TASK PROMPT → Print the lines of the material without alteration, from its first line through the line containing "y-axis-label-text: FORWARD CURRENT", both included.

GIVEN RECORDS →

______________________________

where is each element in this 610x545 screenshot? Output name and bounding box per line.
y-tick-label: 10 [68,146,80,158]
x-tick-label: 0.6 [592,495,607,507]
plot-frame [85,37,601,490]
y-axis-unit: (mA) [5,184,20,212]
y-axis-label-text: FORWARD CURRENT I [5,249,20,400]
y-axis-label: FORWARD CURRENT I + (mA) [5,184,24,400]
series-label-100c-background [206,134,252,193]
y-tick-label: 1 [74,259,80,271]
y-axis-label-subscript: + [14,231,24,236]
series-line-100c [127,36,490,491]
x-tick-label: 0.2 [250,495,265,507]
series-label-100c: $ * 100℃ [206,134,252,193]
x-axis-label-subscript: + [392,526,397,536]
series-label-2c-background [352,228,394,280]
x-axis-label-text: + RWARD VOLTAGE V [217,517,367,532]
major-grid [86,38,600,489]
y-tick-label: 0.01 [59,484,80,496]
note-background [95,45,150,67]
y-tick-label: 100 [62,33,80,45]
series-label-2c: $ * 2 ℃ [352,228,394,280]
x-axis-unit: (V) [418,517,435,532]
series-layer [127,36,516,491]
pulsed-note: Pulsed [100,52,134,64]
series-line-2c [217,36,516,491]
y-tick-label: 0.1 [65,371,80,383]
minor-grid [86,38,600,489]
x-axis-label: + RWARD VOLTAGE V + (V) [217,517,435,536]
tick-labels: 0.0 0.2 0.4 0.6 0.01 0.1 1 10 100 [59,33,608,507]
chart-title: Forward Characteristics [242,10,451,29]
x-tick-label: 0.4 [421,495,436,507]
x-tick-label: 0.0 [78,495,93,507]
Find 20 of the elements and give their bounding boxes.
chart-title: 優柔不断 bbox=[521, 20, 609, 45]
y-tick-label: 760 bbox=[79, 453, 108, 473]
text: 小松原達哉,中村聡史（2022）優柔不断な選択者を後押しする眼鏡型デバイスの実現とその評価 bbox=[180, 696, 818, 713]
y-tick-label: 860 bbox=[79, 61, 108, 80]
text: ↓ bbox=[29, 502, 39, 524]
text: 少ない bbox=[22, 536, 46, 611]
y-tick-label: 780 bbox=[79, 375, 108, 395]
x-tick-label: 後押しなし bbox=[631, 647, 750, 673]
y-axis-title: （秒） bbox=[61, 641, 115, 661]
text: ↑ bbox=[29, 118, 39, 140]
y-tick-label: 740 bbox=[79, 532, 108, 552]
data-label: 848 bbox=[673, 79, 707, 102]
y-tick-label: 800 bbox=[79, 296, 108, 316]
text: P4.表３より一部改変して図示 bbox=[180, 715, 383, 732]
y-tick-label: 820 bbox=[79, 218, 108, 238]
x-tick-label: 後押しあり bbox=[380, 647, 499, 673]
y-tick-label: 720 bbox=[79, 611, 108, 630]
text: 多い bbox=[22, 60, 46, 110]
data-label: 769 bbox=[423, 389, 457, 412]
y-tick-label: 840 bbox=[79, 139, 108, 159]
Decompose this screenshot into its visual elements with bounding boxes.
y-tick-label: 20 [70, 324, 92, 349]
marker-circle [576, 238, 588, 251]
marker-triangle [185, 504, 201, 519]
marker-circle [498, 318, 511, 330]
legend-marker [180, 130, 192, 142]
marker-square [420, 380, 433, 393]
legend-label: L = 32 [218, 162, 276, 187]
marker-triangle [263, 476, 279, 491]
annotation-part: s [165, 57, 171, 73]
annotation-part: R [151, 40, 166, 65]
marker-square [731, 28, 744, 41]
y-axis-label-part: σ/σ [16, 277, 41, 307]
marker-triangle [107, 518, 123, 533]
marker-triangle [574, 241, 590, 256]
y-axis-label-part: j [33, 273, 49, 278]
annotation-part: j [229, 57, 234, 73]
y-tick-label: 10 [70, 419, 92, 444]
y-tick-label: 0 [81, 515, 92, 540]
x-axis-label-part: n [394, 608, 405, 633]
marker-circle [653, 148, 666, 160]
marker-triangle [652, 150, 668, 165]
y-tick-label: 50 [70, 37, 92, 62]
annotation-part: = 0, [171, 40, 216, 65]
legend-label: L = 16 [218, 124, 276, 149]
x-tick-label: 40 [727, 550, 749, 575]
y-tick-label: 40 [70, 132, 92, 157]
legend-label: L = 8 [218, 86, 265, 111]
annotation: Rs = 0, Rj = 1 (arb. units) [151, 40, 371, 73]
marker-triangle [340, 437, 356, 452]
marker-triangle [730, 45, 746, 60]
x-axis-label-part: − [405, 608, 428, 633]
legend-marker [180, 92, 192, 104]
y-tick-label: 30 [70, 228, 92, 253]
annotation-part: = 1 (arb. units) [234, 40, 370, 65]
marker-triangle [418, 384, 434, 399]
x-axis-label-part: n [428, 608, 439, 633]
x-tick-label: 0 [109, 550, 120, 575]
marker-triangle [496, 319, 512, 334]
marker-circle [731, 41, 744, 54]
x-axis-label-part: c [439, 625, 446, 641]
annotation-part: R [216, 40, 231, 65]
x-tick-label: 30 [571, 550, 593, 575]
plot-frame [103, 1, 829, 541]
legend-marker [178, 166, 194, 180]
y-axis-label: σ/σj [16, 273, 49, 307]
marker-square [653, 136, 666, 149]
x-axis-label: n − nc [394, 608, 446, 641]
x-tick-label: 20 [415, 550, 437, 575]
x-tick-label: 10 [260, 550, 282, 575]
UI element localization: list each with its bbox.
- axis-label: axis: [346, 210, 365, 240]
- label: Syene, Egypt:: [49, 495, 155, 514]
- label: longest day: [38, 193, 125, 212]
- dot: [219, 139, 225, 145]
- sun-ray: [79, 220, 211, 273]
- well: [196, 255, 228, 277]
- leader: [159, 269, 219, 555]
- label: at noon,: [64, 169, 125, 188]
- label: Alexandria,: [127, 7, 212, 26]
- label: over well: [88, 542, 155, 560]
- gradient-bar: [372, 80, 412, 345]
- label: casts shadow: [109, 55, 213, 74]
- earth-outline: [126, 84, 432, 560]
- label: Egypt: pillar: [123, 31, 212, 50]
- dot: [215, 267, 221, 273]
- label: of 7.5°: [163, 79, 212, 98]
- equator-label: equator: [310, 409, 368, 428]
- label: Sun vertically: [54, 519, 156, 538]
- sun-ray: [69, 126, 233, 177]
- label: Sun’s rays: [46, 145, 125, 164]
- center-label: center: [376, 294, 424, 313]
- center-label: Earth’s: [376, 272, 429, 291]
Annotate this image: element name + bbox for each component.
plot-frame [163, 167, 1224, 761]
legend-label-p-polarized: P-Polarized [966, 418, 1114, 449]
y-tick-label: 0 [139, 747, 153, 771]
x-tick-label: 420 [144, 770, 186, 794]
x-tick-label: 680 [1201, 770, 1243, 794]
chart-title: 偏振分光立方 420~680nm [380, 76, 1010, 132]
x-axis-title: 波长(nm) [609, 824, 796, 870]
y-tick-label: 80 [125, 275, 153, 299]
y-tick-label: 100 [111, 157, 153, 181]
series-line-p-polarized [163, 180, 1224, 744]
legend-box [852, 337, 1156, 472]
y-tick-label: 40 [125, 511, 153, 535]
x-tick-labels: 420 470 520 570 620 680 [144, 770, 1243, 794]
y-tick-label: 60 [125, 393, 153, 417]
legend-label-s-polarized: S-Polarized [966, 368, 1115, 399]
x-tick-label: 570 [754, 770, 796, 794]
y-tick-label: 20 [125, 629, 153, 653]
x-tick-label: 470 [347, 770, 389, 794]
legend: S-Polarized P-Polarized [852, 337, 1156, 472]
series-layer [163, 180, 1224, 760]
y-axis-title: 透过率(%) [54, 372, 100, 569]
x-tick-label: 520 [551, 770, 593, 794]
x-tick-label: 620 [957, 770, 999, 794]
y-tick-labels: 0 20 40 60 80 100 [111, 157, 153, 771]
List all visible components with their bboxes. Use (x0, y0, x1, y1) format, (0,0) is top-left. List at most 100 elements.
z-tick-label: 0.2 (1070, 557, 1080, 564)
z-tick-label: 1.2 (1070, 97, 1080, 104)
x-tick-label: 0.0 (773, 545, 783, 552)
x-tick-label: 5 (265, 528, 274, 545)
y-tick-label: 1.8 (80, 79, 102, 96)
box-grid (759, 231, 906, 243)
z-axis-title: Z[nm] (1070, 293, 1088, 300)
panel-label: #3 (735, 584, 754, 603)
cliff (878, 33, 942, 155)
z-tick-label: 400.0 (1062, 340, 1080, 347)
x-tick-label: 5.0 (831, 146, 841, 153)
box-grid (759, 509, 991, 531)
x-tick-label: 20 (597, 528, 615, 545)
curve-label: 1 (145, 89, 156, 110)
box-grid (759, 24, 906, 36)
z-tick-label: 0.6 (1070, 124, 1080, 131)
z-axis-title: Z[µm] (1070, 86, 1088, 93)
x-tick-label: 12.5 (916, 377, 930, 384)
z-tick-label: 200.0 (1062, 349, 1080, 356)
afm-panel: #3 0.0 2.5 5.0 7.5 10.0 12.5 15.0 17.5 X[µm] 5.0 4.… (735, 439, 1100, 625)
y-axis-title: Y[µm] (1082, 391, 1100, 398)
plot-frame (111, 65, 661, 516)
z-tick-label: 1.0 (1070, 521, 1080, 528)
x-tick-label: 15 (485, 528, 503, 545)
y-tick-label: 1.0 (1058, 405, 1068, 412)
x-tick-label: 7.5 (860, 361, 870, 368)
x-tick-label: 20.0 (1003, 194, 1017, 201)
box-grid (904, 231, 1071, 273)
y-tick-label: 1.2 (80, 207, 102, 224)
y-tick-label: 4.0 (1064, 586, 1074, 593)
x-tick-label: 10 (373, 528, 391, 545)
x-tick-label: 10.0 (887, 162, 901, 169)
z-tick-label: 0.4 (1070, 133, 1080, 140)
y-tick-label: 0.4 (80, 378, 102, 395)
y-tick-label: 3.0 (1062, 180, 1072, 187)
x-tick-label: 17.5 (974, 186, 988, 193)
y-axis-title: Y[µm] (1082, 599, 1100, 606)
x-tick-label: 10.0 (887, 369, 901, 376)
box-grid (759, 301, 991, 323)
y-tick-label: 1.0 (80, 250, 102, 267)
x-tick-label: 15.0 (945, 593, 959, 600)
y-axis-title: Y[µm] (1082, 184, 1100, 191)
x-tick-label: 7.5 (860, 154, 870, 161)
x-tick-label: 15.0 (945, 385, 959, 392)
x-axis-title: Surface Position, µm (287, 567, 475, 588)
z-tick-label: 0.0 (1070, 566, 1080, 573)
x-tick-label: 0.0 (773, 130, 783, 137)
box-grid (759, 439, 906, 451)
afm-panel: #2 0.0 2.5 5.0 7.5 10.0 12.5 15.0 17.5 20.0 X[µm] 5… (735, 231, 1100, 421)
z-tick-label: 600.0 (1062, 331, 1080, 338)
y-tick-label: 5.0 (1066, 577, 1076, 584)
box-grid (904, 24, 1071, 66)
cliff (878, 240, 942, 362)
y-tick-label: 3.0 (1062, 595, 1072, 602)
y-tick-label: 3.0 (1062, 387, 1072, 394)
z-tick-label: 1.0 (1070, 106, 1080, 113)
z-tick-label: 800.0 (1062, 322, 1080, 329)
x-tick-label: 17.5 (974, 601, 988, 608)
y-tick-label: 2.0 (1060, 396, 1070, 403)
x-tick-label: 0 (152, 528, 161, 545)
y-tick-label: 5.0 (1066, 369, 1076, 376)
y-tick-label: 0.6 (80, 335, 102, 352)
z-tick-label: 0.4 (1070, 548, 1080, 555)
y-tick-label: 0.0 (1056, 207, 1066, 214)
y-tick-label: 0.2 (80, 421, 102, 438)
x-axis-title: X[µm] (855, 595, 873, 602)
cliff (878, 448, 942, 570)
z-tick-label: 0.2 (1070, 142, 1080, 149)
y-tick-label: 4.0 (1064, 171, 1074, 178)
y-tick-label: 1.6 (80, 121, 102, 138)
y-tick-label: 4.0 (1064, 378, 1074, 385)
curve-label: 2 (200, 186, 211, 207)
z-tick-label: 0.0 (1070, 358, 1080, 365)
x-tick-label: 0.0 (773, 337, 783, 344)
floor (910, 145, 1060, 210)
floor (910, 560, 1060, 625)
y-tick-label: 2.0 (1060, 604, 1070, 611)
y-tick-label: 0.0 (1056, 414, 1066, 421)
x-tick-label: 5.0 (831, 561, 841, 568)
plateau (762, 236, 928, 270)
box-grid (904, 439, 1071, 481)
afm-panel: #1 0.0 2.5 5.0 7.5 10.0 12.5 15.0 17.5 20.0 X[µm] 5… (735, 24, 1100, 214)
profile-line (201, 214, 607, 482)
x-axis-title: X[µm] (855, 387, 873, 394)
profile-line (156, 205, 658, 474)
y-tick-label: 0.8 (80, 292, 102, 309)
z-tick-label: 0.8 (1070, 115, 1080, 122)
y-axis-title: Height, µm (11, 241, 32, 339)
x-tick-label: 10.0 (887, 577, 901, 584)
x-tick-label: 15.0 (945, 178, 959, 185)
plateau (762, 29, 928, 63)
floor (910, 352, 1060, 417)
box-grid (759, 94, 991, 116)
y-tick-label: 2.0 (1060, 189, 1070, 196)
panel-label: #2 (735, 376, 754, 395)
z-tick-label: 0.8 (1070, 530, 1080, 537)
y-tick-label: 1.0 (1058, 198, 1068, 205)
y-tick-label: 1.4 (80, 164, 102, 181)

______________________________

WRITTEN SOLUTION →
where is each element in this 610x545 screenshot? Output name and bounding box per line.
y-tick-label: 10 [68,146,80,158]
x-tick-label: 0.6 [592,495,607,507]
plot-frame [85,37,601,490]
y-axis-unit: (mA) [5,184,20,212]
y-axis-label-text: FORWARD CURRENT I [5,249,20,400]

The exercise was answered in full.